■ Exercise data ■
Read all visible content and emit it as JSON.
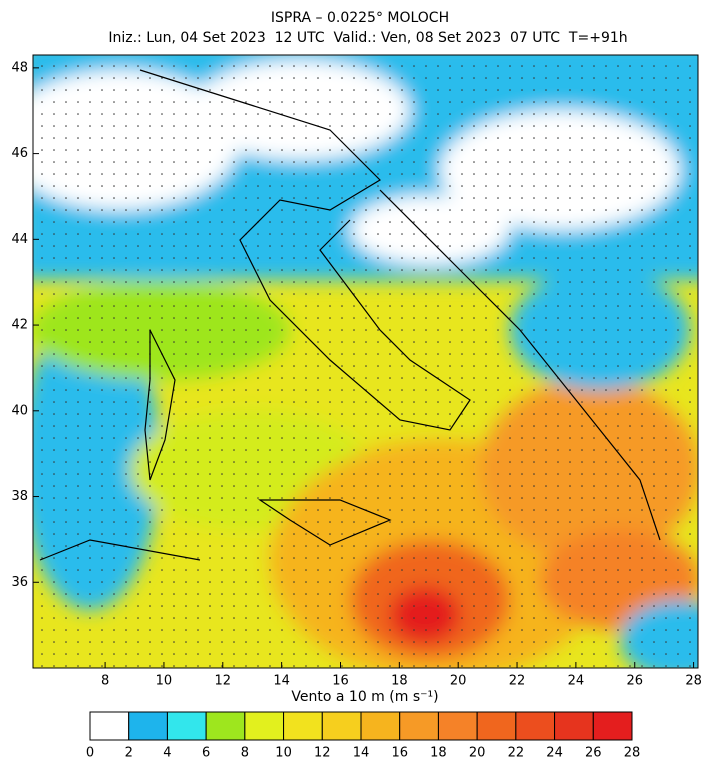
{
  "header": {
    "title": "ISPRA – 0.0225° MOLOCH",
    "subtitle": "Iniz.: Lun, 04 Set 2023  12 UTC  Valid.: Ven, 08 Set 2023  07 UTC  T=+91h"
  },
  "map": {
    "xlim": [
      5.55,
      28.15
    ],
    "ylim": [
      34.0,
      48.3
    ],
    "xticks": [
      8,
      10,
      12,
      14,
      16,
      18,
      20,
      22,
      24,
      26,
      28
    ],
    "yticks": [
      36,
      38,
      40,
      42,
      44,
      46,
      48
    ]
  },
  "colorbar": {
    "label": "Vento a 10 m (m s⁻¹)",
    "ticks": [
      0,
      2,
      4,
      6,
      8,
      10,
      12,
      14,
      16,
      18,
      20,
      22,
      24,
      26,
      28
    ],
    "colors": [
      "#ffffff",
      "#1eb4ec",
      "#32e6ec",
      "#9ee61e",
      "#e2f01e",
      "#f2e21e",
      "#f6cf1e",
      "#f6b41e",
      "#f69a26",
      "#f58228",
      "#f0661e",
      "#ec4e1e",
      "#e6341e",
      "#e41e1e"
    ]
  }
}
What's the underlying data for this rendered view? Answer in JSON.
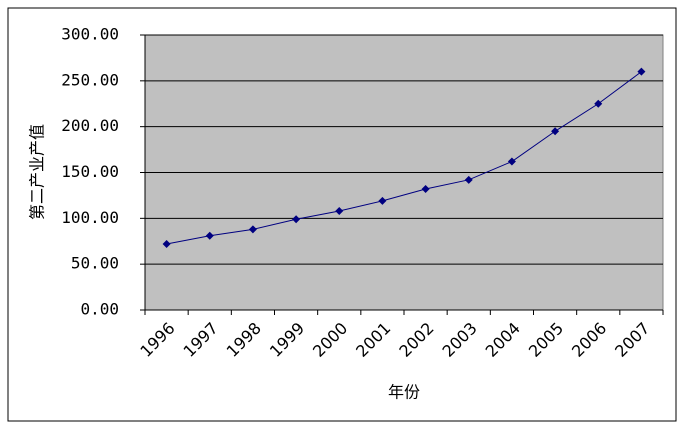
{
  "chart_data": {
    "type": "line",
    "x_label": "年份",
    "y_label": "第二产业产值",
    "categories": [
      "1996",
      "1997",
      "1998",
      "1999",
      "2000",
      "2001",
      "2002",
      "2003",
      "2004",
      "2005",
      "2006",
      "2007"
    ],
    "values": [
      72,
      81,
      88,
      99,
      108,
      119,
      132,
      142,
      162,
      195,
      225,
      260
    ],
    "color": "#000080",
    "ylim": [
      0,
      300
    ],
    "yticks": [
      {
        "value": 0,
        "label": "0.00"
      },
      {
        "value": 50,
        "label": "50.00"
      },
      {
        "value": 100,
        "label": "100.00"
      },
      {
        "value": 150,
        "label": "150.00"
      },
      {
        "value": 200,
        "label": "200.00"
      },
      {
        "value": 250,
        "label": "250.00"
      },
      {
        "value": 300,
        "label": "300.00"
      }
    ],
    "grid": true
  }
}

■ Problem statement ■
Copy out exactly the lines between the line containing "What's the underlying" and the end of the entries, including both, and leave the pictures behind.

■ Result for this exercise ■
What's the underlying data for this rendered view? Answer in JSON.
{
  "chart_data": {
    "type": "line",
    "x_label": "年份",
    "y_label": "第二产业产值",
    "categories": [
      "1996",
      "1997",
      "1998",
      "1999",
      "2000",
      "2001",
      "2002",
      "2003",
      "2004",
      "2005",
      "2006",
      "2007"
    ],
    "values": [
      72,
      81,
      88,
      99,
      108,
      119,
      132,
      142,
      162,
      195,
      225,
      260
    ],
    "color": "#000080",
    "ylim": [
      0,
      300
    ],
    "yticks": [
      {
        "value": 0,
        "label": "0.00"
      },
      {
        "value": 50,
        "label": "50.00"
      },
      {
        "value": 100,
        "label": "100.00"
      },
      {
        "value": 150,
        "label": "150.00"
      },
      {
        "value": 200,
        "label": "200.00"
      },
      {
        "value": 250,
        "label": "250.00"
      },
      {
        "value": 300,
        "label": "300.00"
      }
    ],
    "grid": true
  }
}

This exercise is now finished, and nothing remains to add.